▸ WHAT IS REQUIRED
Where does the string "thực" appear? Copy every line of the entries below that holds it.

--- BEGIN ENTRIES SUPPLIED ---

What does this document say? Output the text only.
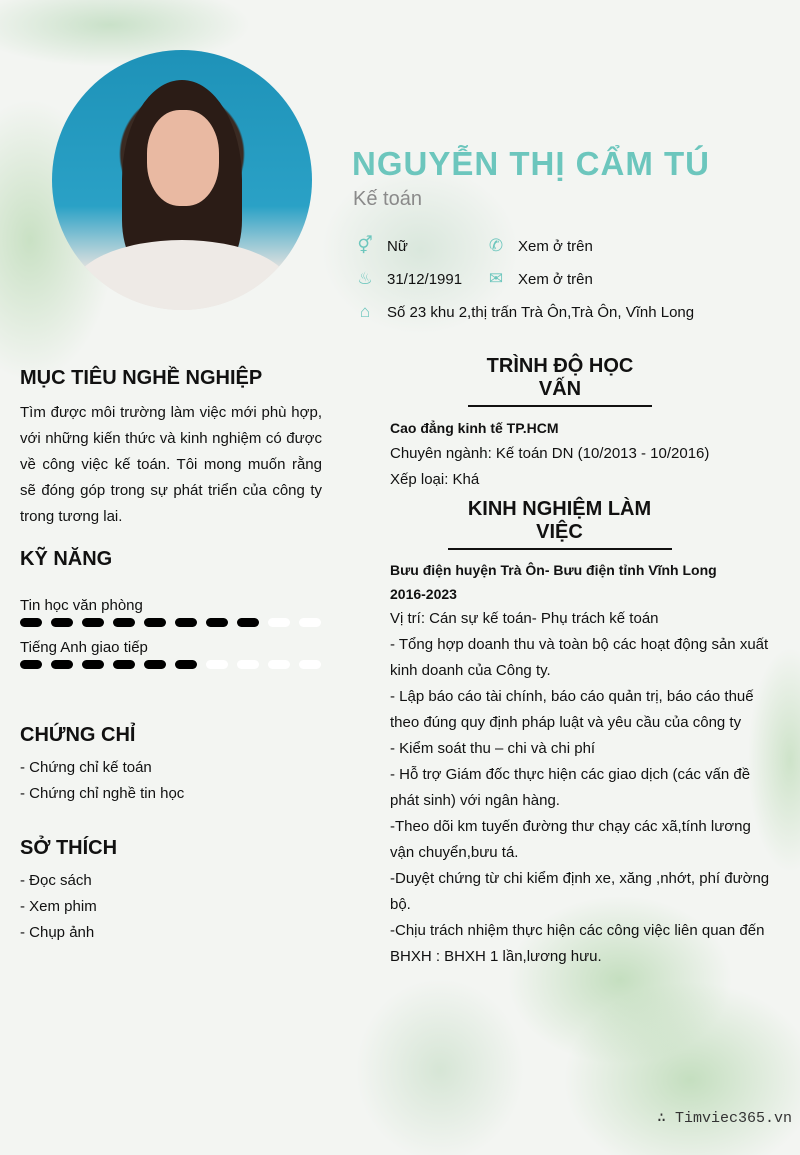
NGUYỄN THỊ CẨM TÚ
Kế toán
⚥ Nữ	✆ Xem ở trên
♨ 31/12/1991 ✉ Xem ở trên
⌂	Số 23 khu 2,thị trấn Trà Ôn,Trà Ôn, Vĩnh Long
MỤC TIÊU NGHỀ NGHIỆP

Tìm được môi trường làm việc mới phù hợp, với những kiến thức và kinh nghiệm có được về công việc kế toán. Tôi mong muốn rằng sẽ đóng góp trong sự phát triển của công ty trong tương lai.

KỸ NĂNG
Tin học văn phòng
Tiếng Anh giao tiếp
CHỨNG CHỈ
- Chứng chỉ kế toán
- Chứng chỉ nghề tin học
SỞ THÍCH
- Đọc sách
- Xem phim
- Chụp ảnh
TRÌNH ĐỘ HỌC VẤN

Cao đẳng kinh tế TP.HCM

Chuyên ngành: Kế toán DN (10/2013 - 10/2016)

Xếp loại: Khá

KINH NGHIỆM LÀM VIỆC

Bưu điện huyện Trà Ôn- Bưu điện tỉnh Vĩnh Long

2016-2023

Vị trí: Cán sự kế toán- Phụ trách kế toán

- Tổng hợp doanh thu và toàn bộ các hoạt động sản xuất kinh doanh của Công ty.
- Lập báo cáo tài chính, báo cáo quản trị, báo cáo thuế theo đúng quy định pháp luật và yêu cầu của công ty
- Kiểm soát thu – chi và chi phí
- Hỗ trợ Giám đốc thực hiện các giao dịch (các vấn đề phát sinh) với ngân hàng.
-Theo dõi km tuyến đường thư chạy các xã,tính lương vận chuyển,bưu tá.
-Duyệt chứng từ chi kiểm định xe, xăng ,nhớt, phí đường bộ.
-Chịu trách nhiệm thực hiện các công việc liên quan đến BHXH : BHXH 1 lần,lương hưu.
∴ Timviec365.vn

--- END ENTRIES SUPPLIED ---

▸ REPLY TO THE TASK
- Hỗ trợ Giám đốc thực hiện các giao dịch (các vấn đề phát sinh) với ngân hàng.
-Chịu trách nhiệm thực hiện các công việc liên quan đến BHXH : BHXH 1 lần,lương hưu.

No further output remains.